=== GIVEN RECORDS ===
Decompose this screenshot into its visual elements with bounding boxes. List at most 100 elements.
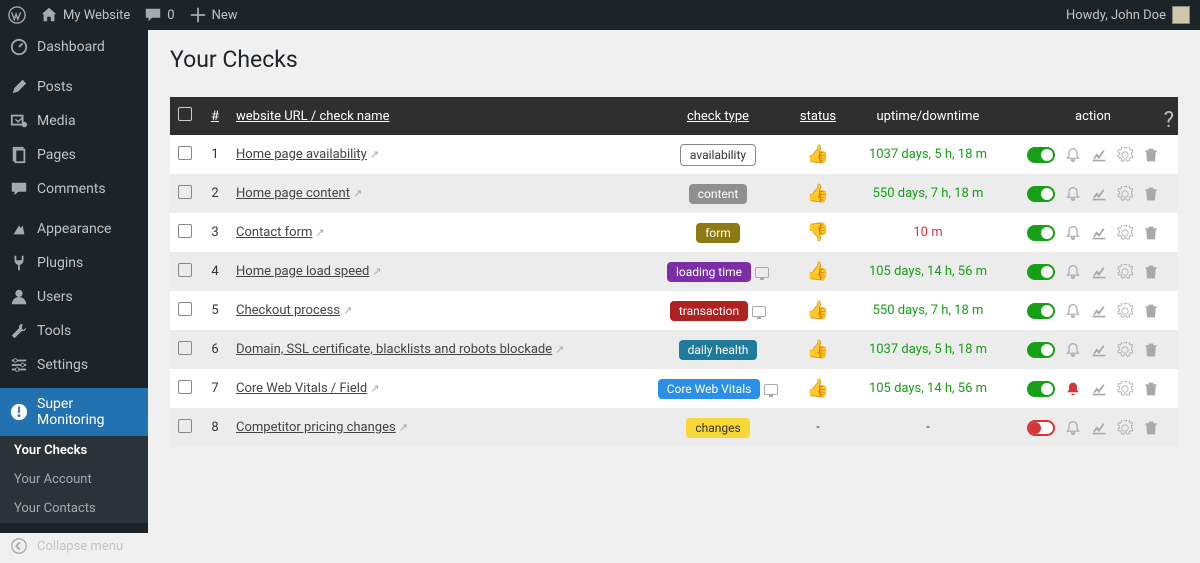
check-name-link[interactable]: Home page load speed xyxy=(236,264,369,279)
trash-icon[interactable] xyxy=(1143,225,1159,241)
new-content-link[interactable]: New xyxy=(189,6,238,24)
howdy-text[interactable]: Howdy, John Doe xyxy=(1066,8,1166,23)
sidebar-item-appearance[interactable]: Appearance xyxy=(0,212,148,246)
sidebar-item-users[interactable]: Users xyxy=(0,280,148,314)
trash-icon[interactable] xyxy=(1143,264,1159,280)
row-checkbox[interactable] xyxy=(178,419,192,433)
chart-icon[interactable] xyxy=(1091,303,1107,319)
uptime-cell: 550 days, 7 h, 18 m xyxy=(848,174,1008,213)
check-name-link[interactable]: Home page availability xyxy=(236,147,367,162)
trash-icon[interactable] xyxy=(1143,342,1159,358)
gear-icon[interactable] xyxy=(1117,225,1133,241)
col-number[interactable]: # xyxy=(200,97,230,135)
bell-icon[interactable] xyxy=(1065,147,1081,163)
bell-icon[interactable] xyxy=(1065,342,1081,358)
sidebar-item-dashboard[interactable]: Dashboard xyxy=(0,30,148,64)
gear-icon[interactable] xyxy=(1117,264,1133,280)
row-checkbox[interactable] xyxy=(178,146,192,160)
sidebar-item-comments[interactable]: Comments xyxy=(0,172,148,206)
gear-icon[interactable] xyxy=(1117,303,1133,319)
status-cell: 👍 xyxy=(788,135,848,174)
chart-icon[interactable] xyxy=(1091,264,1107,280)
submenu-your-account[interactable]: Your Account xyxy=(0,465,148,494)
check-type-badge: form xyxy=(696,223,740,243)
check-name-link[interactable]: Domain, SSL certificate, blacklists and … xyxy=(236,342,552,357)
sidebar-item-tools[interactable]: Tools xyxy=(0,314,148,348)
uptime-cell: 105 days, 14 h, 56 m xyxy=(848,252,1008,291)
enable-toggle[interactable] xyxy=(1027,264,1055,280)
submenu-your-contacts[interactable]: Your Contacts xyxy=(0,494,148,523)
monitor-icon xyxy=(764,384,778,395)
enable-toggle[interactable] xyxy=(1027,225,1055,241)
check-type-badge: loading time xyxy=(667,262,751,282)
chart-icon[interactable] xyxy=(1091,381,1107,397)
bell-icon[interactable] xyxy=(1065,303,1081,319)
enable-toggle[interactable] xyxy=(1027,303,1055,319)
trash-icon[interactable] xyxy=(1143,147,1159,163)
bell-icon[interactable] xyxy=(1065,186,1081,202)
check-type-badge: content xyxy=(689,184,748,204)
enable-toggle[interactable] xyxy=(1027,186,1055,202)
row-checkbox[interactable] xyxy=(178,263,192,277)
chart-icon[interactable] xyxy=(1091,342,1107,358)
select-all-checkbox[interactable] xyxy=(178,107,192,121)
sidebar-item-media[interactable]: Media xyxy=(0,104,148,138)
gear-icon[interactable] xyxy=(1117,147,1133,163)
row-checkbox[interactable] xyxy=(178,380,192,394)
avatar[interactable] xyxy=(1172,6,1190,24)
wp-logo[interactable] xyxy=(8,6,26,24)
help-icon[interactable]: ? xyxy=(1164,108,1174,133)
comments-link[interactable]: 0 xyxy=(144,6,174,24)
submenu-your-checks[interactable]: Your Checks xyxy=(0,436,148,465)
sidebar-item-settings[interactable]: Settings xyxy=(0,348,148,382)
sidebar-item-posts[interactable]: Posts xyxy=(0,70,148,104)
gear-icon[interactable] xyxy=(1117,381,1133,397)
col-type[interactable]: check type xyxy=(648,97,788,135)
row-checkbox[interactable] xyxy=(178,224,192,238)
bell-icon[interactable] xyxy=(1065,264,1081,280)
enable-toggle[interactable] xyxy=(1027,147,1055,163)
enable-toggle[interactable] xyxy=(1027,420,1055,436)
enable-toggle[interactable] xyxy=(1027,381,1055,397)
chart-icon[interactable] xyxy=(1091,420,1107,436)
bell-icon[interactable] xyxy=(1065,225,1081,241)
col-status[interactable]: status xyxy=(788,97,848,135)
check-name-link[interactable]: Core Web Vitals / Field xyxy=(236,381,367,396)
chart-icon[interactable] xyxy=(1091,225,1107,241)
bell-icon[interactable] xyxy=(1065,381,1081,397)
check-name-link[interactable]: Competitor pricing changes xyxy=(236,420,396,435)
col-uptime: uptime/downtime xyxy=(848,97,1008,135)
table-row: 7Core Web Vitals / Field↗Core Web Vitals… xyxy=(170,369,1178,408)
site-home-link[interactable]: My Website xyxy=(40,6,130,24)
check-name-link[interactable]: Checkout process xyxy=(236,303,340,318)
bell-icon[interactable] xyxy=(1065,420,1081,436)
col-name[interactable]: website URL / check name xyxy=(230,97,648,135)
gear-icon[interactable] xyxy=(1117,186,1133,202)
row-checkbox[interactable] xyxy=(178,302,192,316)
collapse-menu[interactable]: Collapse menu xyxy=(0,529,148,563)
chart-icon[interactable] xyxy=(1091,186,1107,202)
row-number: 4 xyxy=(200,252,230,291)
page-title: Your Checks xyxy=(170,46,1178,73)
sidebar-item-pages[interactable]: Pages xyxy=(0,138,148,172)
sidebar-item-plugins[interactable]: Plugins xyxy=(0,246,148,280)
trash-icon[interactable] xyxy=(1143,381,1159,397)
enable-toggle[interactable] xyxy=(1027,342,1055,358)
check-name-link[interactable]: Contact form xyxy=(236,225,312,240)
chart-icon[interactable] xyxy=(1091,147,1107,163)
col-action: action xyxy=(1008,97,1178,135)
site-name: My Website xyxy=(63,8,130,23)
external-link-icon: ↗ xyxy=(399,421,408,434)
check-type-badge: availability xyxy=(680,144,756,166)
gear-icon[interactable] xyxy=(1117,420,1133,436)
gear-icon[interactable] xyxy=(1117,342,1133,358)
thumb-up-icon: 👍 xyxy=(807,339,829,360)
row-checkbox[interactable] xyxy=(178,185,192,199)
trash-icon[interactable] xyxy=(1143,420,1159,436)
row-number: 6 xyxy=(200,330,230,369)
check-name-link[interactable]: Home page content xyxy=(236,186,350,201)
trash-icon[interactable] xyxy=(1143,303,1159,319)
row-checkbox[interactable] xyxy=(178,341,192,355)
sidebar-item-super-monitoring[interactable]: Super Monitoring xyxy=(0,388,148,436)
trash-icon[interactable] xyxy=(1143,186,1159,202)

=== STATED GOAL ===
Give back everything from the line containing "check-name-link[interactable]: Home page load" down to the line containing "check-name-link[interactable]: Home page availability", with "trash-icon" switched to "delete-icon" and nothing else changed.

=== SOLUTION FOR THIS EXERCISE ===
check-name-link[interactable]: Home page load speed xyxy=(236,264,369,279)
delete-icon[interactable] xyxy=(1143,225,1159,241)
new-content-link[interactable]: New xyxy=(189,6,238,24)
howdy-text[interactable]: Howdy, John Doe xyxy=(1066,8,1166,23)
sidebar-item-appearance[interactable]: Appearance xyxy=(0,212,148,246)
sidebar-item-users[interactable]: Users xyxy=(0,280,148,314)
delete-icon[interactable] xyxy=(1143,264,1159,280)
row-checkbox[interactable] xyxy=(178,419,192,433)
chart-icon[interactable] xyxy=(1091,303,1107,319)
uptime-cell: 550 days, 7 h, 18 m xyxy=(848,174,1008,213)
check-name-link[interactable]: Home page availability xyxy=(236,147,367,162)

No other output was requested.